* **PROBLEM DESCRIPTION**
Return the lines where the word "Training" occurs.

Figure collection entries
________________
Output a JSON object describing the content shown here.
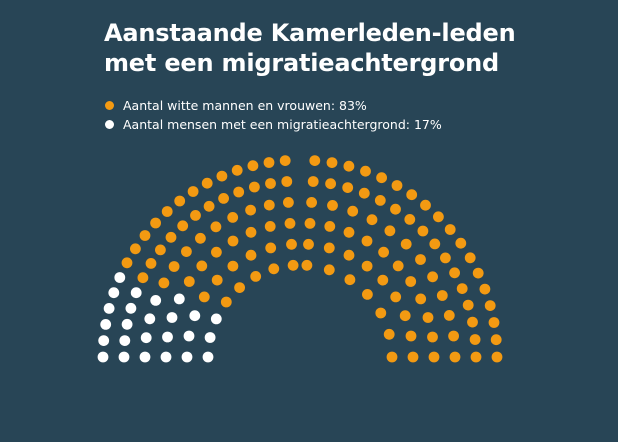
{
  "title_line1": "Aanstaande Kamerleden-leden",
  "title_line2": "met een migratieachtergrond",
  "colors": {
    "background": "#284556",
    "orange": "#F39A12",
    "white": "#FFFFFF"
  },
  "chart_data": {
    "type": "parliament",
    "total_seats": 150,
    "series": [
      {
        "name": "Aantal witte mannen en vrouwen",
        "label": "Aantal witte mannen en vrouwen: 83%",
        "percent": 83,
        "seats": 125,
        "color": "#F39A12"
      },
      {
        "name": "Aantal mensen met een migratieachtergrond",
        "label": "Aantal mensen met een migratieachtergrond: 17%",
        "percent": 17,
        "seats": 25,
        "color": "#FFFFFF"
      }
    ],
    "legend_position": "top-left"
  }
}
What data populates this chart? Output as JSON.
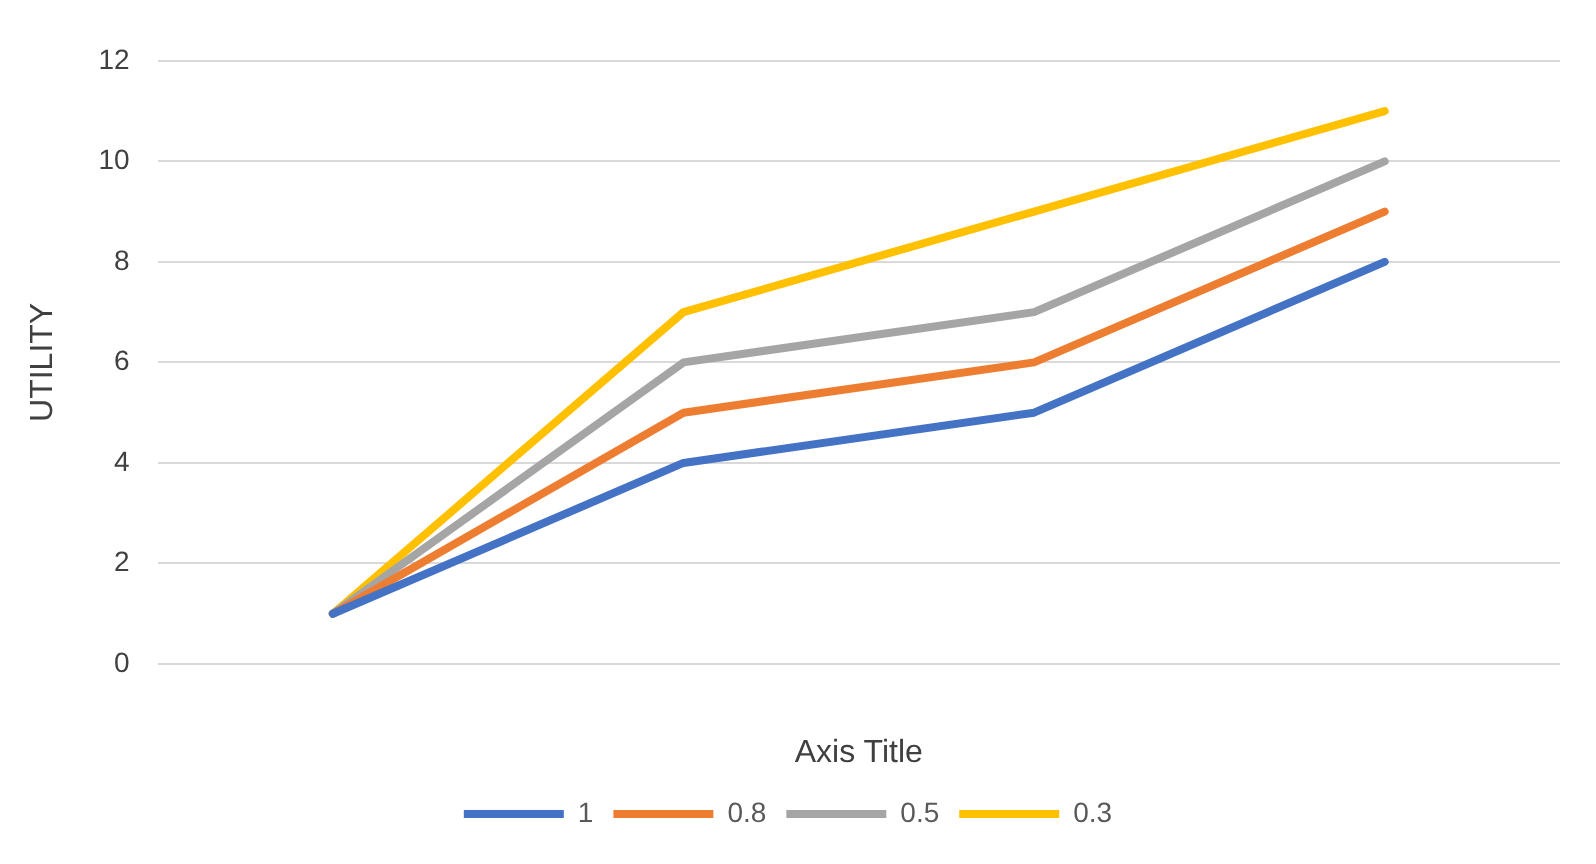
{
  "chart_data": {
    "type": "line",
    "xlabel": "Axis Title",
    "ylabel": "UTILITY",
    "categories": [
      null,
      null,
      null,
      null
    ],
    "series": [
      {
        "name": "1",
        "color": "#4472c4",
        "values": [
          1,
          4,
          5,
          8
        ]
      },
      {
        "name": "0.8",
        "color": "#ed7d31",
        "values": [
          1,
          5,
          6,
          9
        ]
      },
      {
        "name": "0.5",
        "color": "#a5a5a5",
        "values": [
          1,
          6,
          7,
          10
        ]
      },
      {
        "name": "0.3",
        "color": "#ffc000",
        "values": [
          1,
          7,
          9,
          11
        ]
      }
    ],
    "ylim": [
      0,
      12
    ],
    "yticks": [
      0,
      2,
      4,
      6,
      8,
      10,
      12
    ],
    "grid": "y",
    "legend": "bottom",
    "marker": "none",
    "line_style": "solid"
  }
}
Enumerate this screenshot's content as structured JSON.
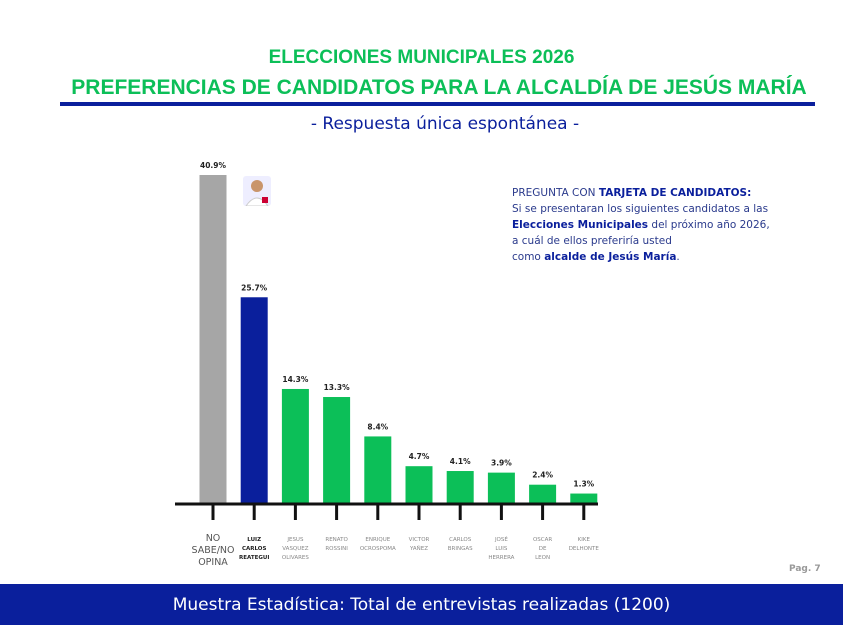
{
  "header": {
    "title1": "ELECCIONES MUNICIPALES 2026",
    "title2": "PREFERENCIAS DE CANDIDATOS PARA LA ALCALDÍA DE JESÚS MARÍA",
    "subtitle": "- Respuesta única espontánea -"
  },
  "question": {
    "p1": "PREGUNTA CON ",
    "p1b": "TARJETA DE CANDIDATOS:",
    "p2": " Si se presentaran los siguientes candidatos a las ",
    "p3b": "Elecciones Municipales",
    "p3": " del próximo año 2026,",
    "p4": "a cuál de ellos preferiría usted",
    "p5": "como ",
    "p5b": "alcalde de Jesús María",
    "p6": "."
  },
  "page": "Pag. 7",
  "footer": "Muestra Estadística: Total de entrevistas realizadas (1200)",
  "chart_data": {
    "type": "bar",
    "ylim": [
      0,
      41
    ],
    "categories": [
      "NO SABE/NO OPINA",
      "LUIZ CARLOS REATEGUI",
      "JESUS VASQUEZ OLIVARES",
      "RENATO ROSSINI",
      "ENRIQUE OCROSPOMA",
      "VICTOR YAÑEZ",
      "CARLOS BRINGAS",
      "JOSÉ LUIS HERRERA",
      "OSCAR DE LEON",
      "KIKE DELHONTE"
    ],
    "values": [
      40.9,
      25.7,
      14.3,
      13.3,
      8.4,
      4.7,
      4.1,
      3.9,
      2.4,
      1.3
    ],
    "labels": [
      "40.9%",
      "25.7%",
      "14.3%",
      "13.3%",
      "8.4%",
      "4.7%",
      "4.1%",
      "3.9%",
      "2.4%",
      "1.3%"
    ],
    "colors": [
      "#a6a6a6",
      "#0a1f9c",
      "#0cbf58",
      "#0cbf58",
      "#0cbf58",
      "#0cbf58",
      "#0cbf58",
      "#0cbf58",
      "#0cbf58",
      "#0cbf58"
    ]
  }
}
________________
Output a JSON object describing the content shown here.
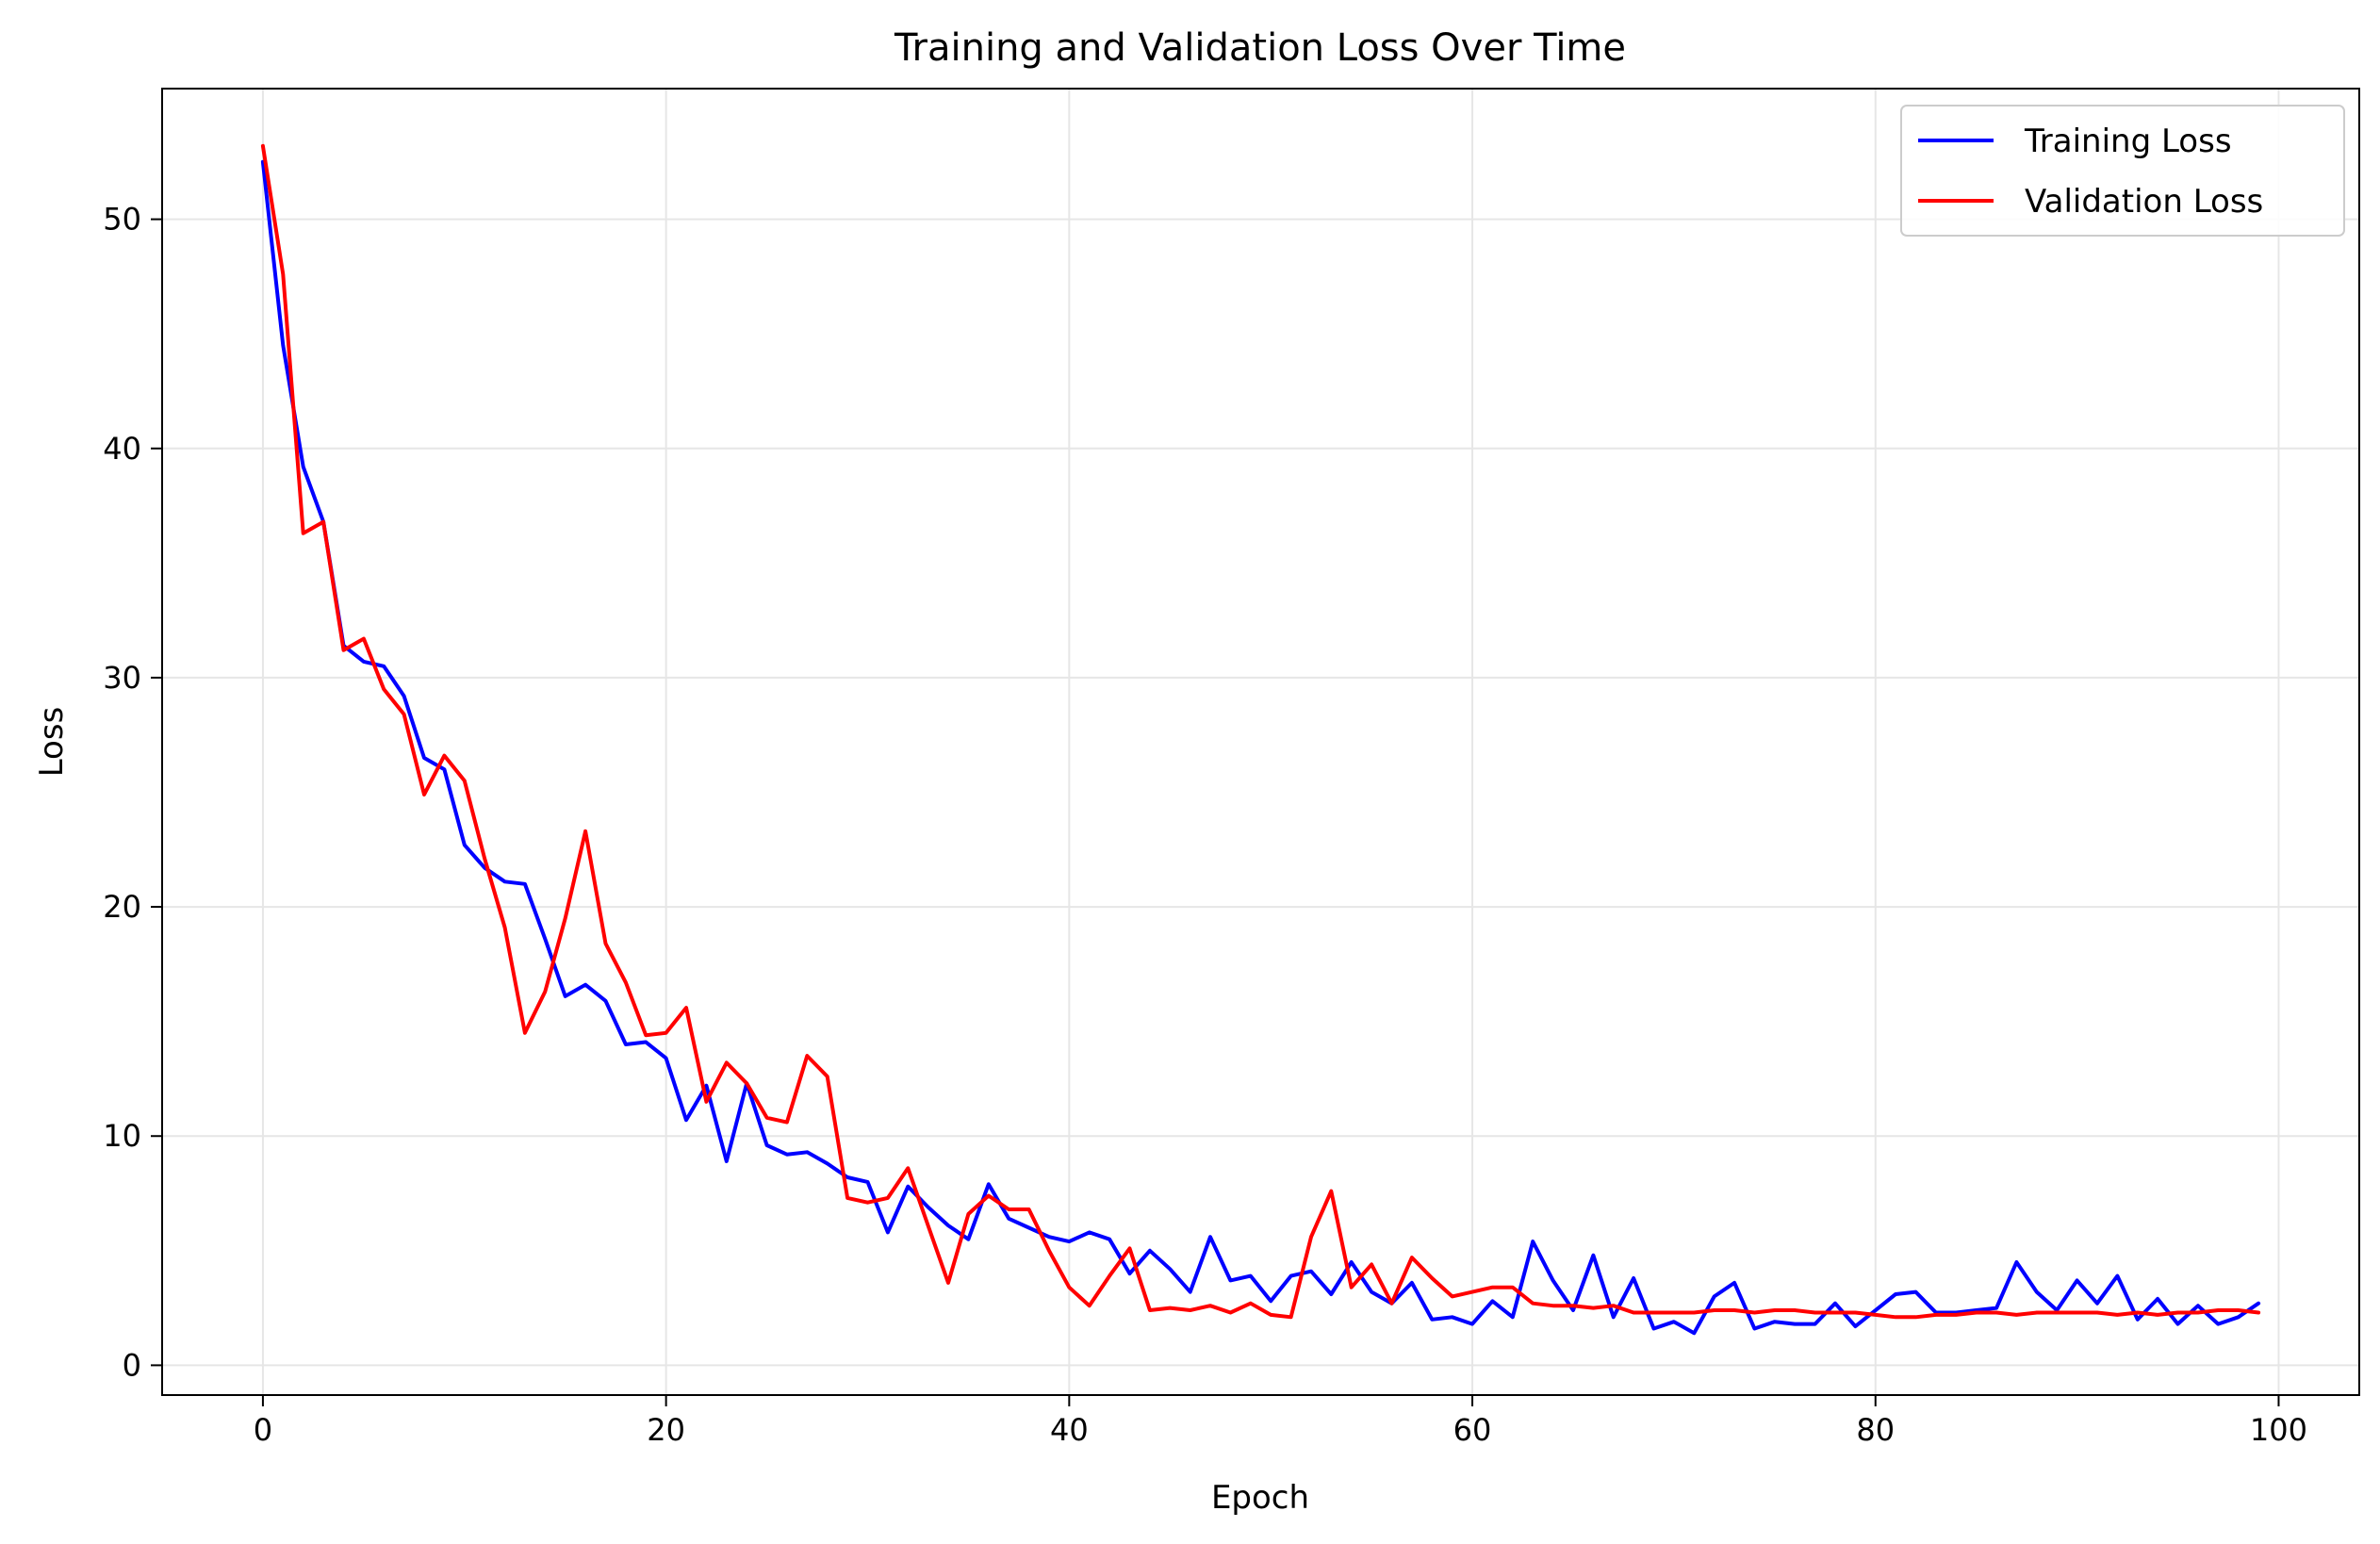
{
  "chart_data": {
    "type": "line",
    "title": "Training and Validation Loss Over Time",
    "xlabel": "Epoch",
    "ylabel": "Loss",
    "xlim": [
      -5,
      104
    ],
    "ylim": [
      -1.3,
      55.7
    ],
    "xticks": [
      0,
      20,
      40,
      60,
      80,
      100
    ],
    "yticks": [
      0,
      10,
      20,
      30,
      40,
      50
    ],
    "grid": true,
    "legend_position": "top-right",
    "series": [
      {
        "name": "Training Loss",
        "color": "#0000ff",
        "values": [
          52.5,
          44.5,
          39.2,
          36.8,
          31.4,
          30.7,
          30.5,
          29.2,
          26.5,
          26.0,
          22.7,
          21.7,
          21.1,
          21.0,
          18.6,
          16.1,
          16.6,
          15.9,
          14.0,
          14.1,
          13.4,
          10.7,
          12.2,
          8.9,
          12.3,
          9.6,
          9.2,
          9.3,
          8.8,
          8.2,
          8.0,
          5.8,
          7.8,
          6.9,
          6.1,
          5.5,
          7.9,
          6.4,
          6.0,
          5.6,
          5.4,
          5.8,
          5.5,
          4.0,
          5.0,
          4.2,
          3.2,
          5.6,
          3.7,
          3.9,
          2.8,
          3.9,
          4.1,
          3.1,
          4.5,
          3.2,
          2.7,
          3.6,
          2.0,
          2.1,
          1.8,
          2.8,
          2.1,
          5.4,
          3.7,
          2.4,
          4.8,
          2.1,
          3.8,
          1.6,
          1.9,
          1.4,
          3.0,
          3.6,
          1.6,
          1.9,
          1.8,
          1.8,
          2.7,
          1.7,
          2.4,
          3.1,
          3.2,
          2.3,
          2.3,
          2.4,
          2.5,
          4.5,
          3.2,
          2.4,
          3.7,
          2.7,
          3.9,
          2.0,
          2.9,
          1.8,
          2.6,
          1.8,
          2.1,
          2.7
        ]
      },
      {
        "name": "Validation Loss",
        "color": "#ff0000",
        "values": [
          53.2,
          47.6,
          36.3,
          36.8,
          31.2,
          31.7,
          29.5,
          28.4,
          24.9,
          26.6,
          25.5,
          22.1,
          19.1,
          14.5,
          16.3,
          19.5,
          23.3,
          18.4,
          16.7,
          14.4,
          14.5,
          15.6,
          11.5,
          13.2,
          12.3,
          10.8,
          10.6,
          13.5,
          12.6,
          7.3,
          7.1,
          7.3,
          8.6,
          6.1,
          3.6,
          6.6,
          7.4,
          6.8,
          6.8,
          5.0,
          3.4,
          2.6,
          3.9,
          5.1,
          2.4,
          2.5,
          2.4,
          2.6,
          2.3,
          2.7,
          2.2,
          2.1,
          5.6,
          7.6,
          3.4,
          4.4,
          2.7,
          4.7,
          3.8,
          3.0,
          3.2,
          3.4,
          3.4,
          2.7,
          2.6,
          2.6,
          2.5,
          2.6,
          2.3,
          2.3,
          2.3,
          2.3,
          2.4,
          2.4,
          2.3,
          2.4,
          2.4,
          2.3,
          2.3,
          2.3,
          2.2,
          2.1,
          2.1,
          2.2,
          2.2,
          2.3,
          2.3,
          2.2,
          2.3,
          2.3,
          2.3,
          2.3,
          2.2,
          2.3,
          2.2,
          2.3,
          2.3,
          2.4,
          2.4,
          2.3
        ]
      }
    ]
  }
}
________________
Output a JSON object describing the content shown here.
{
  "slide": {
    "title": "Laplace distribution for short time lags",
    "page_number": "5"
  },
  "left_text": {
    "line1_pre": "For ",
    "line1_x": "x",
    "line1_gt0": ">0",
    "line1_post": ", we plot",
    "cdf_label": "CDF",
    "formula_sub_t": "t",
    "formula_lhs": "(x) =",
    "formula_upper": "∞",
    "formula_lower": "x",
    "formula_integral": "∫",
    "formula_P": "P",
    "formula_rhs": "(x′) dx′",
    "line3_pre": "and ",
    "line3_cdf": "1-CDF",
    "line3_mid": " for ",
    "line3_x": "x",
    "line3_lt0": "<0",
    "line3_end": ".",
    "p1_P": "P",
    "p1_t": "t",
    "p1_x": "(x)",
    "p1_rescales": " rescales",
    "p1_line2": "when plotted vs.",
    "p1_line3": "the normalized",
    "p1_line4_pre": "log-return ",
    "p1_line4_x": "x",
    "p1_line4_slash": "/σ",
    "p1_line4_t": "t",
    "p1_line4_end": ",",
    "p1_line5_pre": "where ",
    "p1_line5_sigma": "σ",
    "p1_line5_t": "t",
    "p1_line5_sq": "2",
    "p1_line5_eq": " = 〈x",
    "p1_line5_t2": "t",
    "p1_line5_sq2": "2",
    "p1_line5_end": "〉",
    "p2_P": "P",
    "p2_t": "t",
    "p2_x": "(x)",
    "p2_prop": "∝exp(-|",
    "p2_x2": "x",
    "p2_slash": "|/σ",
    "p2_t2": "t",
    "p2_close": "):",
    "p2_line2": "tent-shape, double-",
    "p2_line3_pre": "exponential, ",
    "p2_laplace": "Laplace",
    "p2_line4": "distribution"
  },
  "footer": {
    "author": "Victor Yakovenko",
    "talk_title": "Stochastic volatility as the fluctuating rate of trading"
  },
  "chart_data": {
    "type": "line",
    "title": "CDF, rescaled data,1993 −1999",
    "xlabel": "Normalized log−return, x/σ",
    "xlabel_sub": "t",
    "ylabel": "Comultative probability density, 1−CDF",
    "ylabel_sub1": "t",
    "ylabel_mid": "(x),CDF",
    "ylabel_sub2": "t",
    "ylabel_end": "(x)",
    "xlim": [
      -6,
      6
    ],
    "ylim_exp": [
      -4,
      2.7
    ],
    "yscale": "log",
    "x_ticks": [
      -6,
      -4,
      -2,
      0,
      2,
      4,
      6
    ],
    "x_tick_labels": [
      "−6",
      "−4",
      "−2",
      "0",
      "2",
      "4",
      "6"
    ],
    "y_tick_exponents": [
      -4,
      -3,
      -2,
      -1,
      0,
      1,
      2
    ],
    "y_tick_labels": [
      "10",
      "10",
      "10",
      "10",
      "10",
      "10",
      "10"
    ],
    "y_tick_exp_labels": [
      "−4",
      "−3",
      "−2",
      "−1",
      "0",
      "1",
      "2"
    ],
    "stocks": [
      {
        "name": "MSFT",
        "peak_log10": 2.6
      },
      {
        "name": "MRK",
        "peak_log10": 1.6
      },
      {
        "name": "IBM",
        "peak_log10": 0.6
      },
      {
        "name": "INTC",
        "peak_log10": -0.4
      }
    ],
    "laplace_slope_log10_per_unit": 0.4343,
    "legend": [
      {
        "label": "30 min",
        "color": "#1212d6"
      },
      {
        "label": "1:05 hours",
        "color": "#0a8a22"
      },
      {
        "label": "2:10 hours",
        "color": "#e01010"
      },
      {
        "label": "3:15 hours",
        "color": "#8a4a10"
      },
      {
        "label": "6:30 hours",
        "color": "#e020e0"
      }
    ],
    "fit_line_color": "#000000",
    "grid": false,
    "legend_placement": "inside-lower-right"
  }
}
________________
* **EXERCISE RESULT**
    "title": "Training and Validation Loss Over Time",
        "name": "Training Loss",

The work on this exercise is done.